*Request*
Copy each line with the word "ยญทองท" in it.

*Records for the exercise*
┌──
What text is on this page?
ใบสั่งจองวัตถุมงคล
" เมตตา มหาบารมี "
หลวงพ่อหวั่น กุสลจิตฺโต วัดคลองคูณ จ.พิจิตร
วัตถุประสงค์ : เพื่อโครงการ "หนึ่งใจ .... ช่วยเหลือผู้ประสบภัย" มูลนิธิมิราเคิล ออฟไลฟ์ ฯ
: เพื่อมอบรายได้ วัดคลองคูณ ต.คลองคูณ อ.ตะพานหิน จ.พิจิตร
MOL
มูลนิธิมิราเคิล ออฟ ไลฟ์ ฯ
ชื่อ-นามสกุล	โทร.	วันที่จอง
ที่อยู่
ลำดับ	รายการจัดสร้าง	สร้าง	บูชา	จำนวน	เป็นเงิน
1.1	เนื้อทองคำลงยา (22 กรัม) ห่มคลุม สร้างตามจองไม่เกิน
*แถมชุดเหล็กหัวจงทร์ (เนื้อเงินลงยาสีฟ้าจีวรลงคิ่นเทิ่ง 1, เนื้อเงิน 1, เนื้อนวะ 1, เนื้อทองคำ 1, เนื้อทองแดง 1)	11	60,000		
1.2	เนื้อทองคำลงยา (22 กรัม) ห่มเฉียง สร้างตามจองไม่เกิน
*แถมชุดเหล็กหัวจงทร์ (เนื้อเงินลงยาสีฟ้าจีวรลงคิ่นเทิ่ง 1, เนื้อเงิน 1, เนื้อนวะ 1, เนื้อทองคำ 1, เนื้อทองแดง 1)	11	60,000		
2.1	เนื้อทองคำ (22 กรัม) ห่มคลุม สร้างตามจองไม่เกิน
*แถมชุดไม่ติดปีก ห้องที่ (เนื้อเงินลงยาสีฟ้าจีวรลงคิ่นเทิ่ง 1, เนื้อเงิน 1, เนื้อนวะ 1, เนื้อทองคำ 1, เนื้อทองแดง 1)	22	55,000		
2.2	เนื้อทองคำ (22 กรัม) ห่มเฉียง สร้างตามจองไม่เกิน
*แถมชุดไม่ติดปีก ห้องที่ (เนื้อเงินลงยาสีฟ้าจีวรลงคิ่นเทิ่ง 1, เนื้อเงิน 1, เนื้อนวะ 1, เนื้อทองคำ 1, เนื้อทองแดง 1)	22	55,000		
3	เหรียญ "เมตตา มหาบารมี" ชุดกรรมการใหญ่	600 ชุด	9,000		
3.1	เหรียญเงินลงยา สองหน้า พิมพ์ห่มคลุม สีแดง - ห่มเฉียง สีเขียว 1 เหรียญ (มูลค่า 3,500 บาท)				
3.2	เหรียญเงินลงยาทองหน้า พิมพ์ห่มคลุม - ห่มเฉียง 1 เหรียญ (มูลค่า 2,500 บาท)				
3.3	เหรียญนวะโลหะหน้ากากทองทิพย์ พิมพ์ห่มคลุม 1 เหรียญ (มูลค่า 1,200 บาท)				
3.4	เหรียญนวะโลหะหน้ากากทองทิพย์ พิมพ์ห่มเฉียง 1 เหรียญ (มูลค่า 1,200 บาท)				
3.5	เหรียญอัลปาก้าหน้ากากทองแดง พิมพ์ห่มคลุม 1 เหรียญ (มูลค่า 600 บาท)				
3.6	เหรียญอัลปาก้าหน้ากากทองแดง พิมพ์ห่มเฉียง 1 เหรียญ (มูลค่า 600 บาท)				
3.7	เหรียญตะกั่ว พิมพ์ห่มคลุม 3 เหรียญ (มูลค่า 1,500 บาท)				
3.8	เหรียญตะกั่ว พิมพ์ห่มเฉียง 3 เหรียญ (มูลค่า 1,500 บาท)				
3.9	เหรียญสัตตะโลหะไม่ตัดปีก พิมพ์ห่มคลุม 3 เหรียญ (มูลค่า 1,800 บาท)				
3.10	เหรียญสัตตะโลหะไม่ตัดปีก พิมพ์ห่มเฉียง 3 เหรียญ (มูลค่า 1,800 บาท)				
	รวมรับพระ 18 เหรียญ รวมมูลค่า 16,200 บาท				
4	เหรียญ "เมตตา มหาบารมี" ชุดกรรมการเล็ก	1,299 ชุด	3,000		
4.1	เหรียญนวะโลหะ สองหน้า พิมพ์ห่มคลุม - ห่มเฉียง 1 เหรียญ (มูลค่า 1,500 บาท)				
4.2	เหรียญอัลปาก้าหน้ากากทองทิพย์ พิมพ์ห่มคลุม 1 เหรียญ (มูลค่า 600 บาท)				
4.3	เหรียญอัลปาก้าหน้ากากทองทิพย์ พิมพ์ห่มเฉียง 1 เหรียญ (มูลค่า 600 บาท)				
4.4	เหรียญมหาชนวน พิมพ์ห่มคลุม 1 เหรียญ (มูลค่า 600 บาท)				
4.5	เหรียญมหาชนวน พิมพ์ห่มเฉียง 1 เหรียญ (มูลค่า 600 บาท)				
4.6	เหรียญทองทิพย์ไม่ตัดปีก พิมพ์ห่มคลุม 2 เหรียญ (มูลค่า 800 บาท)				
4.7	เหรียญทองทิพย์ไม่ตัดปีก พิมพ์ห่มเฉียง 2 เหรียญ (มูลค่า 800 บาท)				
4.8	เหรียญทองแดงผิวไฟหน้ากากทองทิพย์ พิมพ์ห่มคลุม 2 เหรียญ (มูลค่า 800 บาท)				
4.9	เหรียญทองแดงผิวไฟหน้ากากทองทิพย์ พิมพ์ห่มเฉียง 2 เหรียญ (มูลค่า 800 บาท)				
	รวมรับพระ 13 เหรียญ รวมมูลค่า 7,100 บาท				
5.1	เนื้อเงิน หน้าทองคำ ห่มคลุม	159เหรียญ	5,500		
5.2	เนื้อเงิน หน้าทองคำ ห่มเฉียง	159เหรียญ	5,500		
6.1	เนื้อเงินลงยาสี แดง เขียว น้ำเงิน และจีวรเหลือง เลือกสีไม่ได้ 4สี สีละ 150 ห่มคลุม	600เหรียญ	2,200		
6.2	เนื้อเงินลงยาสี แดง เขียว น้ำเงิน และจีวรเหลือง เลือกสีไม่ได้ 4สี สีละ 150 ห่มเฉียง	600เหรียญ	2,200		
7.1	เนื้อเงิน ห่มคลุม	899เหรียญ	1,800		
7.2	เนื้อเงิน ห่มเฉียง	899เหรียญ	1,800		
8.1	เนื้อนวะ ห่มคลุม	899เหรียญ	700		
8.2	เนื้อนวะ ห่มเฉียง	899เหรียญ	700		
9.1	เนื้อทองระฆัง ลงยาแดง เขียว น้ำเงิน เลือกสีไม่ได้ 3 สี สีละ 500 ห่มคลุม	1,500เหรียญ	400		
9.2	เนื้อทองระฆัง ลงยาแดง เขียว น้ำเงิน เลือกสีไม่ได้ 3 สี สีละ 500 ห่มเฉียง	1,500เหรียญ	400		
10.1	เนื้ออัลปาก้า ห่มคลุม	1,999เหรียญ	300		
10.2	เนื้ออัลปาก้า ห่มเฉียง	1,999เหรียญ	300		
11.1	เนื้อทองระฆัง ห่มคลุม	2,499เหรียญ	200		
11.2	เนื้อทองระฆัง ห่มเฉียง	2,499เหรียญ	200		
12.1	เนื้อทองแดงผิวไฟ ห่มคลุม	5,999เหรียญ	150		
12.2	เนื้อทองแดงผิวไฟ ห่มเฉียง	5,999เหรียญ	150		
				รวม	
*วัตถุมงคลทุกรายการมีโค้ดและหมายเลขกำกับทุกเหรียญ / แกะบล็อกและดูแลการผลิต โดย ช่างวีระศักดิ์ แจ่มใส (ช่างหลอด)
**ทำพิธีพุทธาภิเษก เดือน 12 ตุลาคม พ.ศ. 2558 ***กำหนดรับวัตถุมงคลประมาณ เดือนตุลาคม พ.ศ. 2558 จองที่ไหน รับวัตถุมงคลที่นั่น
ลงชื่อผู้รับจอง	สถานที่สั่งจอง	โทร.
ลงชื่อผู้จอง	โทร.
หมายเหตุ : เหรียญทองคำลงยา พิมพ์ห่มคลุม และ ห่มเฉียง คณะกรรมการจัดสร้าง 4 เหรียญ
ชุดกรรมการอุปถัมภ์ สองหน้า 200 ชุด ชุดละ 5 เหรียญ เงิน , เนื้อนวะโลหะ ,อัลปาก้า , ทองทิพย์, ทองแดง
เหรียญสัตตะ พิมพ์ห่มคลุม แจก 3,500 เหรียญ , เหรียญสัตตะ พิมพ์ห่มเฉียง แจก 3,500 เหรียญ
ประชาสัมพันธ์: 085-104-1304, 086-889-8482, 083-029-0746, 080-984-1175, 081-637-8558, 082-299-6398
└──
*Solution for this exercise*
4.6	เหรียญทองทิพย์ไม่ตัดปีก พิมพ์ห่มคลุม 2 เหรียญ (มูลค่า 800 บาท)				
4.7	เหรียญทองทิพย์ไม่ตัดปีก พิมพ์ห่มเฉียง 2 เหรียญ (มูลค่า 800 บาท)				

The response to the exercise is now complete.